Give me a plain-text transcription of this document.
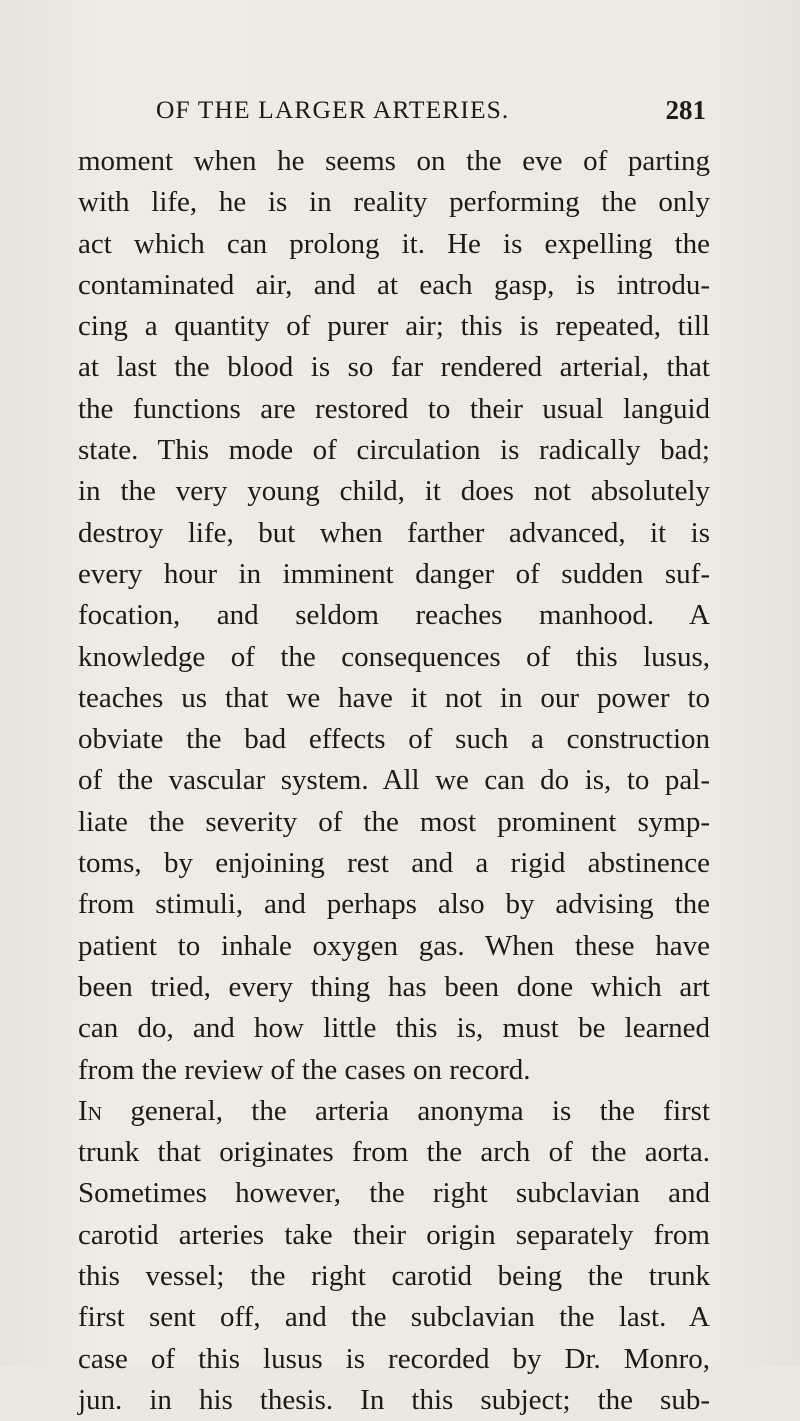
OF THE LARGER ARTERIES.	281
moment when he seems on the eve of parting
with life, he is in reality performing the only
act which can prolong it. He is expelling the
contaminated air, and at each gasp, is introdu-
cing a quantity of purer air; this is repeated, till
at last the blood is so far rendered arterial, that
the functions are restored to their usual languid
state. This mode of circulation is radically bad;
in the very young child, it does not absolutely
destroy life, but when farther advanced, it is
every hour in imminent danger of sudden suf-
focation, and seldom reaches manhood. A
knowledge of the consequences of this lusus,
teaches us that we have it not in our power to
obviate the bad effects of such a construction
of the vascular system. All we can do is, to pal-
liate the severity of the most prominent symp-
toms, by enjoining rest and a rigid abstinence
from stimuli, and perhaps also by advising the
patient to inhale oxygen gas. When these have
been tried, every thing has been done which art
can do, and how little this is, must be learned
from the review of the cases on record.
In general, the arteria anonyma is the first
trunk that originates from the arch of the aorta.
Sometimes however, the right subclavian and
carotid arteries take their origin separately from
this vessel; the right carotid being the trunk
first sent off, and the subclavian the last. A
case of this lusus is recorded by Dr. Monro,
jun. in his thesis. In this subject; the sub-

· · · · ·

**Aim:** Omit the pictures, then quote the rest of the material above exactly.

**Solution for this problem:**
Give me a plain-text transcription of this document.
OF THE LARGER ARTERIES.	281
moment when he seems on the eve of parting
with life, he is in reality performing the only
act which can prolong it. He is expelling the
contaminated air, and at each gasp, is introdu-
cing a quantity of purer air; this is repeated, till
at last the blood is so far rendered arterial, that
the functions are restored to their usual languid
state. This mode of circulation is radically bad;
in the very young child, it does not absolutely
destroy life, but when farther advanced, it is
every hour in imminent danger of sudden suf-
focation, and seldom reaches manhood. A
knowledge of the consequences of this lusus,
teaches us that we have it not in our power to
obviate the bad effects of such a construction
of the vascular system. All we can do is, to pal-
liate the severity of the most prominent symp-
toms, by enjoining rest and a rigid abstinence
from stimuli, and perhaps also by advising the
patient to inhale oxygen gas. When these have
been tried, every thing has been done which art
can do, and how little this is, must be learned
from the review of the cases on record.
In general, the arteria anonyma is the first
trunk that originates from the arch of the aorta.
Sometimes however, the right subclavian and
carotid arteries take their origin separately from
this vessel; the right carotid being the trunk
first sent off, and the subclavian the last. A
case of this lusus is recorded by Dr. Monro,
jun. in his thesis. In this subject; the sub-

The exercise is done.